DESCRIPTION OF THE TASK:
Below are some entries. Output each one exactly as it appears.

──────── RECORDED DATA ────────

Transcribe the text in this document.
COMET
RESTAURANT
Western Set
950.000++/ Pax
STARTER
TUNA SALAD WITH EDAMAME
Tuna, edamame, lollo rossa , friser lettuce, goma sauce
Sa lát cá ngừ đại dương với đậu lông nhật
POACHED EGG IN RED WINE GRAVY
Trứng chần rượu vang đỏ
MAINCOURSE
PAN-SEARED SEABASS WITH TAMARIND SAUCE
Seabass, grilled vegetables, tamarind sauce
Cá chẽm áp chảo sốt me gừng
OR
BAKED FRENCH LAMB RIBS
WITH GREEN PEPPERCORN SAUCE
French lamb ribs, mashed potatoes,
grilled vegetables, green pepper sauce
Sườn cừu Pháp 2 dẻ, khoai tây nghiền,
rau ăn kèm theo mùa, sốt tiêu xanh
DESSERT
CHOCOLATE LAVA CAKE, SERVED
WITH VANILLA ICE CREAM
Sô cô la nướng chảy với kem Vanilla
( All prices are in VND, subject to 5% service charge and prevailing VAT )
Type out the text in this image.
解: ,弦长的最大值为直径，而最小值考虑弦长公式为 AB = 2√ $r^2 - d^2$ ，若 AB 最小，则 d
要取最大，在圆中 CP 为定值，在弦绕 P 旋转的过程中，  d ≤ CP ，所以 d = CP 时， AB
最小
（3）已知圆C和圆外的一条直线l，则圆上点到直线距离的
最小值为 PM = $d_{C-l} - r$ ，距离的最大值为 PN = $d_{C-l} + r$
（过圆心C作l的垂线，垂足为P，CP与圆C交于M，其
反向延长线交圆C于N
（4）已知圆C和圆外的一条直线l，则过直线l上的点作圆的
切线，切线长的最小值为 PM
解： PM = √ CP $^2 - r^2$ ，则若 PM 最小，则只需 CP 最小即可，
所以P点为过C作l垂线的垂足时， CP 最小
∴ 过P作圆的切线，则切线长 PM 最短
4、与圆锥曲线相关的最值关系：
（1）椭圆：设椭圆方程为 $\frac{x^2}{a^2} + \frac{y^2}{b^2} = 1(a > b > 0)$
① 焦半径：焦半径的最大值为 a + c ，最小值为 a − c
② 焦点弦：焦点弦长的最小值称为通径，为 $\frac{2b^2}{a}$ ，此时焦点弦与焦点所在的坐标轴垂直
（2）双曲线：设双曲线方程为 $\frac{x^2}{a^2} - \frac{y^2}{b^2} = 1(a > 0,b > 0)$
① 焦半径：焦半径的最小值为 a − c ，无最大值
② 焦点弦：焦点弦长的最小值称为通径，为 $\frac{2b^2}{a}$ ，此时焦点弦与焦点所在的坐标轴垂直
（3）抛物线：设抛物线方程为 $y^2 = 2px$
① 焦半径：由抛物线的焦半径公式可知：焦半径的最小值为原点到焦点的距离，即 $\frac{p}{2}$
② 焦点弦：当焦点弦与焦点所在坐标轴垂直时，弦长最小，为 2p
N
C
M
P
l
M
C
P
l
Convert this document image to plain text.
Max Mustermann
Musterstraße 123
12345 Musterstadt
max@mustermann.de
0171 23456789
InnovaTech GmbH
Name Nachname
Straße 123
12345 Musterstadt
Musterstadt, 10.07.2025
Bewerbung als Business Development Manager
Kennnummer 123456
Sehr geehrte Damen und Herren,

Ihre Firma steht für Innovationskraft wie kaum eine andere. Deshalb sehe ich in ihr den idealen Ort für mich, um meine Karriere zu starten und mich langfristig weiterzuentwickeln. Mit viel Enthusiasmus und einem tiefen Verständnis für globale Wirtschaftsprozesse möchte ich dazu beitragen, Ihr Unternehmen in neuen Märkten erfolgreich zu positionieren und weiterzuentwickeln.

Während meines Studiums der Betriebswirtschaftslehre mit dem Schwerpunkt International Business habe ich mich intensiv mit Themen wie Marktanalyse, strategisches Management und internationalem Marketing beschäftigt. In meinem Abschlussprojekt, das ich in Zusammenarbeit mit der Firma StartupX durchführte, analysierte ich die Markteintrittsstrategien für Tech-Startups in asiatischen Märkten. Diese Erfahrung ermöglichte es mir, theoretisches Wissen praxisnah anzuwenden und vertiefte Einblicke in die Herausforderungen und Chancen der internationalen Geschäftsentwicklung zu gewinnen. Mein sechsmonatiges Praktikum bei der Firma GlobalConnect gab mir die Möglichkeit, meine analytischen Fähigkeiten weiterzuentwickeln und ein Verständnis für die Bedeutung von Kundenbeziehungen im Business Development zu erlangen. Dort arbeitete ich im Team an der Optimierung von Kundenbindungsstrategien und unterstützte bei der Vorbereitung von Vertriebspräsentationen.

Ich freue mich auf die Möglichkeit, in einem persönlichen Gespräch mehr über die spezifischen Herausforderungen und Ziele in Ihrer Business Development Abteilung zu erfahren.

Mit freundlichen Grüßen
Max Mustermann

────────

ANSWER IN FULL:
Transcribe the text in this document.
COMET
RESTAURANT
Western Set
950.000++/ Pax
STARTER
TUNA SALAD WITH EDAMAME
Tuna, edamame, lollo rossa , friser lettuce, goma sauce
Sa lát cá ngừ đại dương với đậu lông nhật
POACHED EGG IN RED WINE GRAVY
Trứng chần rượu vang đỏ
MAINCOURSE
PAN-SEARED SEABASS WITH TAMARIND SAUCE
Seabass, grilled vegetables, tamarind sauce
Cá chẽm áp chảo sốt me gừng
OR
BAKED FRENCH LAMB RIBS
WITH GREEN PEPPERCORN SAUCE
French lamb ribs, mashed potatoes,
grilled vegetables, green pepper sauce
Sườn cừu Pháp 2 dẻ, khoai tây nghiền,
rau ăn kèm theo mùa, sốt tiêu xanh
DESSERT
CHOCOLATE LAVA CAKE, SERVED
WITH VANILLA ICE CREAM
Sô cô la nướng chảy với kem Vanilla
( All prices are in VND, subject to 5% service charge and prevailing VAT )
Type out the text in this image.
解: ,弦长的最大值为直径，而最小值考虑弦长公式为 AB = 2√ $r^2 - d^2$ ，若 AB 最小，则 d
要取最大，在圆中 CP 为定值，在弦绕 P 旋转的过程中，  d ≤ CP ，所以 d = CP 时， AB
最小
（3）已知圆C和圆外的一条直线l，则圆上点到直线距离的
最小值为 PM = $d_{C-l} - r$ ，距离的最大值为 PN = $d_{C-l} + r$
（过圆心C作l的垂线，垂足为P，CP与圆C交于M，其
反向延长线交圆C于N
（4）已知圆C和圆外的一条直线l，则过直线l上的点作圆的
切线，切线长的最小值为 PM
解： PM = √ CP $^2 - r^2$ ，则若 PM 最小，则只需 CP 最小即可，
所以P点为过C作l垂线的垂足时， CP 最小
∴ 过P作圆的切线，则切线长 PM 最短
4、与圆锥曲线相关的最值关系：
（1）椭圆：设椭圆方程为 $\frac{x^2}{a^2} + \frac{y^2}{b^2} = 1(a > b > 0)$
① 焦半径：焦半径的最大值为 a + c ，最小值为 a − c
② 焦点弦：焦点弦长的最小值称为通径，为 $\frac{2b^2}{a}$ ，此时焦点弦与焦点所在的坐标轴垂直
（2）双曲线：设双曲线方程为 $\frac{x^2}{a^2} - \frac{y^2}{b^2} = 1(a > 0,b > 0)$
① 焦半径：焦半径的最小值为 a − c ，无最大值
② 焦点弦：焦点弦长的最小值称为通径，为 $\frac{2b^2}{a}$ ，此时焦点弦与焦点所在的坐标轴垂直
（3）抛物线：设抛物线方程为 $y^2 = 2px$
① 焦半径：由抛物线的焦半径公式可知：焦半径的最小值为原点到焦点的距离，即 $\frac{p}{2}$
② 焦点弦：当焦点弦与焦点所在坐标轴垂直时，弦长最小，为 2p
N
C
M
P
l
M
C
P
l
Convert this document image to plain text.
Max Mustermann
Musterstraße 123
12345 Musterstadt
max@mustermann.de
0171 23456789
InnovaTech GmbH
Name Nachname
Straße 123
12345 Musterstadt
Musterstadt, 10.07.2025
Bewerbung als Business Development Manager
Kennnummer 123456
Sehr geehrte Damen und Herren,

Ihre Firma steht für Innovationskraft wie kaum eine andere. Deshalb sehe ich in ihr den idealen Ort für mich, um meine Karriere zu starten und mich langfristig weiterzuentwickeln. Mit viel Enthusiasmus und einem tiefen Verständnis für globale Wirtschaftsprozesse möchte ich dazu beitragen, Ihr Unternehmen in neuen Märkten erfolgreich zu positionieren und weiterzuentwickeln.

Während meines Studiums der Betriebswirtschaftslehre mit dem Schwerpunkt International Business habe ich mich intensiv mit Themen wie Marktanalyse, strategisches Management und internationalem Marketing beschäftigt. In meinem Abschlussprojekt, das ich in Zusammenarbeit mit der Firma StartupX durchführte, analysierte ich die Markteintrittsstrategien für Tech-Startups in asiatischen Märkten. Diese Erfahrung ermöglichte es mir, theoretisches Wissen praxisnah anzuwenden und vertiefte Einblicke in die Herausforderungen und Chancen der internationalen Geschäftsentwicklung zu gewinnen. Mein sechsmonatiges Praktikum bei der Firma GlobalConnect gab mir die Möglichkeit, meine analytischen Fähigkeiten weiterzuentwickeln und ein Verständnis für die Bedeutung von Kundenbeziehungen im Business Development zu erlangen. Dort arbeitete ich im Team an der Optimierung von Kundenbindungsstrategien und unterstützte bei der Vorbereitung von Vertriebspräsentationen.

Ich freue mich auf die Möglichkeit, in einem persönlichen Gespräch mehr über die spezifischen Herausforderungen und Ziele in Ihrer Business Development Abteilung zu erfahren.

Mit freundlichen Grüßen
Max Mustermann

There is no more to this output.